PROMPT:
Print out every line, exactly as written.

Stored entries
>> Begin

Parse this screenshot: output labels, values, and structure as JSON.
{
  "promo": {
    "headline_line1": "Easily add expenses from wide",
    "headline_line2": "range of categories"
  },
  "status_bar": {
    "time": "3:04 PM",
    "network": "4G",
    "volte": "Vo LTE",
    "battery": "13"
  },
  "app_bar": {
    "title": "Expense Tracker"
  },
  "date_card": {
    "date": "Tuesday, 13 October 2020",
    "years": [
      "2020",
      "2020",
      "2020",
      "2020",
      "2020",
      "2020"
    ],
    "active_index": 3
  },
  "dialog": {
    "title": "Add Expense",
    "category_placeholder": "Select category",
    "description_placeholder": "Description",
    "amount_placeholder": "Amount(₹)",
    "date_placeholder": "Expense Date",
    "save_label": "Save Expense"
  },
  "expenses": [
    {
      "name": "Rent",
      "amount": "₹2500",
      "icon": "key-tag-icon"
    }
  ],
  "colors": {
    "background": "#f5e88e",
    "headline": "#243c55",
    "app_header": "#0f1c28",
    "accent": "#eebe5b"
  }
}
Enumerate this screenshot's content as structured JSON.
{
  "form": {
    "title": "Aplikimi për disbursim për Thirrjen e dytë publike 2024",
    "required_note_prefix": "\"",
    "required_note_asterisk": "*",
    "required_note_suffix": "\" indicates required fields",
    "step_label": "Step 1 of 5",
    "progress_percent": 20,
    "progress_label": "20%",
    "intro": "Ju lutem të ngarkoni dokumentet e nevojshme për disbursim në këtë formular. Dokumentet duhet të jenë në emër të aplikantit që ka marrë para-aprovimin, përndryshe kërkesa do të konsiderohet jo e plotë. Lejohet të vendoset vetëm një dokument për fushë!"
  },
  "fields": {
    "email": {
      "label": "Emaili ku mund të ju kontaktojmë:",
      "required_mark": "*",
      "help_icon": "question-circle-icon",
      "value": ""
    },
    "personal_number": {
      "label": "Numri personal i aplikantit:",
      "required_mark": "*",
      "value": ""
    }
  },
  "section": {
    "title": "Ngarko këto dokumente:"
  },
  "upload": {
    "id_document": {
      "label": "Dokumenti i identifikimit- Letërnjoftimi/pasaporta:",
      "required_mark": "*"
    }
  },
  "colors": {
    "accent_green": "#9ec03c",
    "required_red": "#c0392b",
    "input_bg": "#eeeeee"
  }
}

>> End

FINAL RESULT:
Parse this screenshot: output labels, values, and structure as JSON.
{
  "promo": {
    "headline_line1": "Easily add expenses from wide",
    "headline_line2": "range of categories"
  },
  "status_bar": {
    "time": "3:04 PM",
    "network": "4G",
    "volte": "Vo LTE",
    "battery": "13"
  },
  "app_bar": {
    "title": "Expense Tracker"
  },
  "date_card": {
    "date": "Tuesday, 13 October 2020",
    "years": [
      "2020",
      "2020",
      "2020",
      "2020",
      "2020",
      "2020"
    ],
    "active_index": 3
  },
  "dialog": {
    "title": "Add Expense",
    "category_placeholder": "Select category",
    "description_placeholder": "Description",
    "amount_placeholder": "Amount(₹)",
    "date_placeholder": "Expense Date",
    "save_label": "Save Expense"
  },
  "expenses": [
    {
      "name": "Rent",
      "amount": "₹2500",
      "icon": "key-tag-icon"
    }
  ],
  "colors": {
    "background": "#f5e88e",
    "headline": "#243c55",
    "app_header": "#0f1c28",
    "accent": "#eebe5b"
  }
}
Enumerate this screenshot's content as structured JSON.
{
  "form": {
    "title": "Aplikimi për disbursim për Thirrjen e dytë publike 2024",
    "required_note_prefix": "\"",
    "required_note_asterisk": "*",
    "required_note_suffix": "\" indicates required fields",
    "step_label": "Step 1 of 5",
    "progress_percent": 20,
    "progress_label": "20%",
    "intro": "Ju lutem të ngarkoni dokumentet e nevojshme për disbursim në këtë formular. Dokumentet duhet të jenë në emër të aplikantit që ka marrë para-aprovimin, përndryshe kërkesa do të konsiderohet jo e plotë. Lejohet të vendoset vetëm një dokument për fushë!"
  },
  "fields": {
    "email": {
      "label": "Emaili ku mund të ju kontaktojmë:",
      "required_mark": "*",
      "help_icon": "question-circle-icon",
      "value": ""
    },
    "personal_number": {
      "label": "Numri personal i aplikantit:",
      "required_mark": "*",
      "value": ""
    }
  },
  "section": {
    "title": "Ngarko këto dokumente:"
  },
  "upload": {
    "id_document": {
      "label": "Dokumenti i identifikimit- Letërnjoftimi/pasaporta:",
      "required_mark": "*"
    }
  },
  "colors": {
    "accent_green": "#9ec03c",
    "required_red": "#c0392b",
    "input_bg": "#eeeeee"
  }
}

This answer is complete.